#### Source data:
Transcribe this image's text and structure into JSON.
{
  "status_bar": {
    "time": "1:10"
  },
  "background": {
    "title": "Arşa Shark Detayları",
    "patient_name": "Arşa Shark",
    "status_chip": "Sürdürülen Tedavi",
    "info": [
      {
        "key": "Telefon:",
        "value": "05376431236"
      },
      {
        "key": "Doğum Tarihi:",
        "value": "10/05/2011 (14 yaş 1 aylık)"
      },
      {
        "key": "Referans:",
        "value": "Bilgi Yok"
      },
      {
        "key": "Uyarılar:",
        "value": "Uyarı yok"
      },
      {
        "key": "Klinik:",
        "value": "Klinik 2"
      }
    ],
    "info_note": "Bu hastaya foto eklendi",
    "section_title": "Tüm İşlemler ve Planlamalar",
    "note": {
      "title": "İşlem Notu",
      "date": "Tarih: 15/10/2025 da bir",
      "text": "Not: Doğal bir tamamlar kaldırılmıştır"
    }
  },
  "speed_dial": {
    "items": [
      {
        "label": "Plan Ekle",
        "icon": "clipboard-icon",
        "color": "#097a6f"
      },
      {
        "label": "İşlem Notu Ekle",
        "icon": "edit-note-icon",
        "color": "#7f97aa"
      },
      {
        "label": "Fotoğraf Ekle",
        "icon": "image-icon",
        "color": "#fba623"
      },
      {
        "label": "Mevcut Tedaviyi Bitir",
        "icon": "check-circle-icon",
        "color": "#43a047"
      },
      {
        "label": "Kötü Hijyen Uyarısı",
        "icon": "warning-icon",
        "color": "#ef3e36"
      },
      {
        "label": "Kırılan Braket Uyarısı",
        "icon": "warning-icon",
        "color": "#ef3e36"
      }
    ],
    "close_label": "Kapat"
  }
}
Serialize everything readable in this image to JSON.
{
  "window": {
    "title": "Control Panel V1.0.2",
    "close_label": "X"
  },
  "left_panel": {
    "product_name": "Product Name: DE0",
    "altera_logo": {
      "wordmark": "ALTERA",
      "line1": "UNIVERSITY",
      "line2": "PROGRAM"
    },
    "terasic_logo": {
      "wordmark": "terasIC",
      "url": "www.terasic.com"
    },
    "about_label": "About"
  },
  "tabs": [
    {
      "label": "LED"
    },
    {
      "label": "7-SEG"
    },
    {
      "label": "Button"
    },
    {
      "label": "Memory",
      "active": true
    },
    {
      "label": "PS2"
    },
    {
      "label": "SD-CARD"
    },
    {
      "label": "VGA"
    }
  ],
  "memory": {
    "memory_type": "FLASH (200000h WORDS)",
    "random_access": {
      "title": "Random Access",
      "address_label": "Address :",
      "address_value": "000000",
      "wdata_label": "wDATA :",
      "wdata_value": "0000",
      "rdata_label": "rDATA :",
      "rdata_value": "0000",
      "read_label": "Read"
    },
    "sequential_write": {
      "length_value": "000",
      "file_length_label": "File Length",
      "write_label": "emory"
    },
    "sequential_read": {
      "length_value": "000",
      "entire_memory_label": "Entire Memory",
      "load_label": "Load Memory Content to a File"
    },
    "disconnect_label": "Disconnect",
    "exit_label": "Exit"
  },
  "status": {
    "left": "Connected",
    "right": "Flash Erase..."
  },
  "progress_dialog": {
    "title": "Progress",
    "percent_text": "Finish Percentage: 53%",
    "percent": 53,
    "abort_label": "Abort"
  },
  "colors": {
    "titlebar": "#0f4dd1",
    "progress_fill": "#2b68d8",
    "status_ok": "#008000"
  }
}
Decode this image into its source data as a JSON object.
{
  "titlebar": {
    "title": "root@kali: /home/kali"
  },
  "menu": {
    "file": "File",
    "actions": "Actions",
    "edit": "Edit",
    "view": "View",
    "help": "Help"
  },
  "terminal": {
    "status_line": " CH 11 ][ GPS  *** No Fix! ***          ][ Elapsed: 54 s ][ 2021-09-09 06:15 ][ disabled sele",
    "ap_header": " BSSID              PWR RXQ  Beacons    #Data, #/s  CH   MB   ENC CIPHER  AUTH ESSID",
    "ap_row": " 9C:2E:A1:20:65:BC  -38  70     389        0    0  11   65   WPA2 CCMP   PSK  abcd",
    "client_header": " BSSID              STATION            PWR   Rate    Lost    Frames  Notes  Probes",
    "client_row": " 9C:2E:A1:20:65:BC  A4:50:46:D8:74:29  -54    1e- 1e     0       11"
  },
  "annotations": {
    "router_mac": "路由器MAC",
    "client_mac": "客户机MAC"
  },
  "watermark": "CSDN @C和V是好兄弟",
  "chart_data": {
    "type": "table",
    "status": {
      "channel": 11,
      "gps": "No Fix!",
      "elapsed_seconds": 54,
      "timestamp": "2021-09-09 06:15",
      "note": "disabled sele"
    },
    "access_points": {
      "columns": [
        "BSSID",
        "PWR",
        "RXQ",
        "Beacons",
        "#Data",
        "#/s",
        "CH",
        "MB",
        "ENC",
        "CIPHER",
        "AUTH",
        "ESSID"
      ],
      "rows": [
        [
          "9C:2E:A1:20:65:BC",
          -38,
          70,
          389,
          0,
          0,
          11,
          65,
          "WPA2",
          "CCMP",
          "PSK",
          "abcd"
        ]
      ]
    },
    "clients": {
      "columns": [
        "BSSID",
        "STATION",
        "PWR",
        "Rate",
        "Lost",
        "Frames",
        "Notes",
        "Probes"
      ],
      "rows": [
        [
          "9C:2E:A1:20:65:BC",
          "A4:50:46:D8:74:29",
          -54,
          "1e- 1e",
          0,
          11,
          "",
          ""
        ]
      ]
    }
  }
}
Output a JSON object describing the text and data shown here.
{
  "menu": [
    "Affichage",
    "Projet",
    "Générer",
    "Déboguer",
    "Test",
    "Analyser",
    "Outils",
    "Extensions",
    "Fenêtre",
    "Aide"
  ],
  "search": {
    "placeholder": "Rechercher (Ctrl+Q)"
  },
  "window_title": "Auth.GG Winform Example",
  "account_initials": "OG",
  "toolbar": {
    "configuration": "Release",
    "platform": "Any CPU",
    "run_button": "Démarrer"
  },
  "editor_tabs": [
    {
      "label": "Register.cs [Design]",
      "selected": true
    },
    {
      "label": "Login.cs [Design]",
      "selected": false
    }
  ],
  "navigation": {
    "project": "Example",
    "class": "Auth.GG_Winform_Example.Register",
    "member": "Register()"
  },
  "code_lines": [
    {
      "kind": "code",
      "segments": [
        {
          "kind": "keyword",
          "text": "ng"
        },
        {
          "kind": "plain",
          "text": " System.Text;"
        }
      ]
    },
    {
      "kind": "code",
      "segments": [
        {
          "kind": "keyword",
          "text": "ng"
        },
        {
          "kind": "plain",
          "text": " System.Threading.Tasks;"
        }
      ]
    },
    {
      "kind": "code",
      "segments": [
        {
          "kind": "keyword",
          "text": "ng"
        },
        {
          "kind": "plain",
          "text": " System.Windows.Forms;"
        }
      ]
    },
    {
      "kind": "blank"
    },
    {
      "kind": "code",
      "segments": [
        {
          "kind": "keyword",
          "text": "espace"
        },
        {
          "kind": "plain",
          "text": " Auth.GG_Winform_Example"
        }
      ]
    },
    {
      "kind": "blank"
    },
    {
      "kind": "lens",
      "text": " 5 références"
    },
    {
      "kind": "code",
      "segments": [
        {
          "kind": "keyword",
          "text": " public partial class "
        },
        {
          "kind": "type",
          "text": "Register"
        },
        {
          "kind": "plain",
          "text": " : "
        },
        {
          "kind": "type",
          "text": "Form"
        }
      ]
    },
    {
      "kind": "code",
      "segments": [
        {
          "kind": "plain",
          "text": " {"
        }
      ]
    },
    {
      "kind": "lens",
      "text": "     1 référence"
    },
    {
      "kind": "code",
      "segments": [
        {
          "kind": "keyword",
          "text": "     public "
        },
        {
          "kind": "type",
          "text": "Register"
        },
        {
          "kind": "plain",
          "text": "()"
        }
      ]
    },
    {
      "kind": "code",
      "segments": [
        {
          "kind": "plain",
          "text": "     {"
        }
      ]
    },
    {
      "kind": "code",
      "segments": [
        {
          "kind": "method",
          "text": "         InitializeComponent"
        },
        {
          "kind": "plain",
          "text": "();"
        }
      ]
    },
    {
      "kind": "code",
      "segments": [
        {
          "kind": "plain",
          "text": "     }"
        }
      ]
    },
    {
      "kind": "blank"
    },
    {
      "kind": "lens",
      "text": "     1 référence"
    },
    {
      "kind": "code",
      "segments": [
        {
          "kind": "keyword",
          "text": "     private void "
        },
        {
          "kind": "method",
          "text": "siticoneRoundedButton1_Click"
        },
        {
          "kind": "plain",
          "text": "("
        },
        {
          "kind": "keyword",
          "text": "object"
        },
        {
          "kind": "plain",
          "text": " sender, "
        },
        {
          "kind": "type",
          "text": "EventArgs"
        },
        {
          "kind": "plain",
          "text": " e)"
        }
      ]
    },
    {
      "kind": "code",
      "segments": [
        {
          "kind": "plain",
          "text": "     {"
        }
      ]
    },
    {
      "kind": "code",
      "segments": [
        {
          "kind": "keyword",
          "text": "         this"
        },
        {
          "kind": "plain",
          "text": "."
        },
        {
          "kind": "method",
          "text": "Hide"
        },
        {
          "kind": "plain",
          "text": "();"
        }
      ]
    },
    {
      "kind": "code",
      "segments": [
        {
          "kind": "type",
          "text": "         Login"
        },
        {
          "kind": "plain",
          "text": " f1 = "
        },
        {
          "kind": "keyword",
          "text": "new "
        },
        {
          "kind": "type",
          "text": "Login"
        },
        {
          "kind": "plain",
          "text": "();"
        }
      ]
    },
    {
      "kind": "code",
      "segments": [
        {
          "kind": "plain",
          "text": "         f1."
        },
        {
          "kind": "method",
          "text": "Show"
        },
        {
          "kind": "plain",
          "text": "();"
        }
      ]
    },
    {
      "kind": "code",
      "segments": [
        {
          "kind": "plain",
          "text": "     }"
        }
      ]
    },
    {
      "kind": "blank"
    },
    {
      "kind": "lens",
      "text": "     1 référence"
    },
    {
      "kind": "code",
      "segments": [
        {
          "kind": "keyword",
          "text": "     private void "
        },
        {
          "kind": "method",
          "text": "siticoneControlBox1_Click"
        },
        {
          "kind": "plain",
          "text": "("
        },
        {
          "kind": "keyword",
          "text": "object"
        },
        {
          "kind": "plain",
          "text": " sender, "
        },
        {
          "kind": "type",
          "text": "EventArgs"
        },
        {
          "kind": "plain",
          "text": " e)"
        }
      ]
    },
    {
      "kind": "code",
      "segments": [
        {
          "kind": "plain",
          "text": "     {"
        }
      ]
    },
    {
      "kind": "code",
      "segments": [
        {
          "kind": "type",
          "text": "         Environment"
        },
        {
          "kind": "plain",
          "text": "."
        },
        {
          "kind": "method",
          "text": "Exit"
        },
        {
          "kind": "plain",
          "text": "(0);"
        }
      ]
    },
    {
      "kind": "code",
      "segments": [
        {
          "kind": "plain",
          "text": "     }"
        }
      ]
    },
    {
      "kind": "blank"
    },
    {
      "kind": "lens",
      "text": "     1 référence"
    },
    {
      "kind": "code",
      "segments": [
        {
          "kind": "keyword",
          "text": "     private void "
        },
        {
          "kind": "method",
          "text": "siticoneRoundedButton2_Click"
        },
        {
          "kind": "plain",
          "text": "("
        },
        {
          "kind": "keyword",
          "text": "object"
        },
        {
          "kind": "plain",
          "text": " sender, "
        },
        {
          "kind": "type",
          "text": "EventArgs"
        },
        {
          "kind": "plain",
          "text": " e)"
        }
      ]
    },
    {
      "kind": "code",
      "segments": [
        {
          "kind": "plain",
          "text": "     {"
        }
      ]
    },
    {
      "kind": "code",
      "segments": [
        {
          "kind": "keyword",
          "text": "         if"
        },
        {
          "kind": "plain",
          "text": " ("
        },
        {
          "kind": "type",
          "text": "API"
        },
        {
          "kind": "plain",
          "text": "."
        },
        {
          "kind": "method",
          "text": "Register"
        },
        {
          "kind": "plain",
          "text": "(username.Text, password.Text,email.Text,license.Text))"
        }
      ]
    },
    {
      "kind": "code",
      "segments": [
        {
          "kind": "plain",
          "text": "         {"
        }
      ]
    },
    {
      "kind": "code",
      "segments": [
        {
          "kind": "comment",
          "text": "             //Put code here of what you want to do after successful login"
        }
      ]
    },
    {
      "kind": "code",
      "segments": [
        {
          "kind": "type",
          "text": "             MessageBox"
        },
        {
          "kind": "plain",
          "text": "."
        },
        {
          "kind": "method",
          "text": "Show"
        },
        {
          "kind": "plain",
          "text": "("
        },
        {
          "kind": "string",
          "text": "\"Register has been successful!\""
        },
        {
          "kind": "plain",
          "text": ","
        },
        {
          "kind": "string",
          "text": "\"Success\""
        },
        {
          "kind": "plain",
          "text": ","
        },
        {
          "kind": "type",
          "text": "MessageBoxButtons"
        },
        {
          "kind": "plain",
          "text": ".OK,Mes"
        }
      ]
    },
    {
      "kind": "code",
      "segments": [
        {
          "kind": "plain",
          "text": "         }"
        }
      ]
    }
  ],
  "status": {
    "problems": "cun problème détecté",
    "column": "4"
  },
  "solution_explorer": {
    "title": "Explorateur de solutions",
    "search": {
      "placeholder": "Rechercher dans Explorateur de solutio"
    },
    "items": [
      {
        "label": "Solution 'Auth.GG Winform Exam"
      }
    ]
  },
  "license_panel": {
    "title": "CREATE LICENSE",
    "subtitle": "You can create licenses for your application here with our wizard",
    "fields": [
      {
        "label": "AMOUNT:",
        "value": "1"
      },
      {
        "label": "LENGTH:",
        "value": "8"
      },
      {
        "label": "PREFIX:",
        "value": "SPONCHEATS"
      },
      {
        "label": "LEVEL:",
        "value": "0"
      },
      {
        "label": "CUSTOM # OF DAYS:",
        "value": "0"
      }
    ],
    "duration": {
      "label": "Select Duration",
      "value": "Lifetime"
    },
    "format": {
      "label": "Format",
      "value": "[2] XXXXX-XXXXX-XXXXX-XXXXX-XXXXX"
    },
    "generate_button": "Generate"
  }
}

#### Job:
Select every line of the records holding the string "here".

#### Task solution:
Output a JSON object describing the text and data shown here.
          "text": "             //Put code here of what you want to do after successful login"
    "subtitle": "You can create licenses for your application here with our wizard",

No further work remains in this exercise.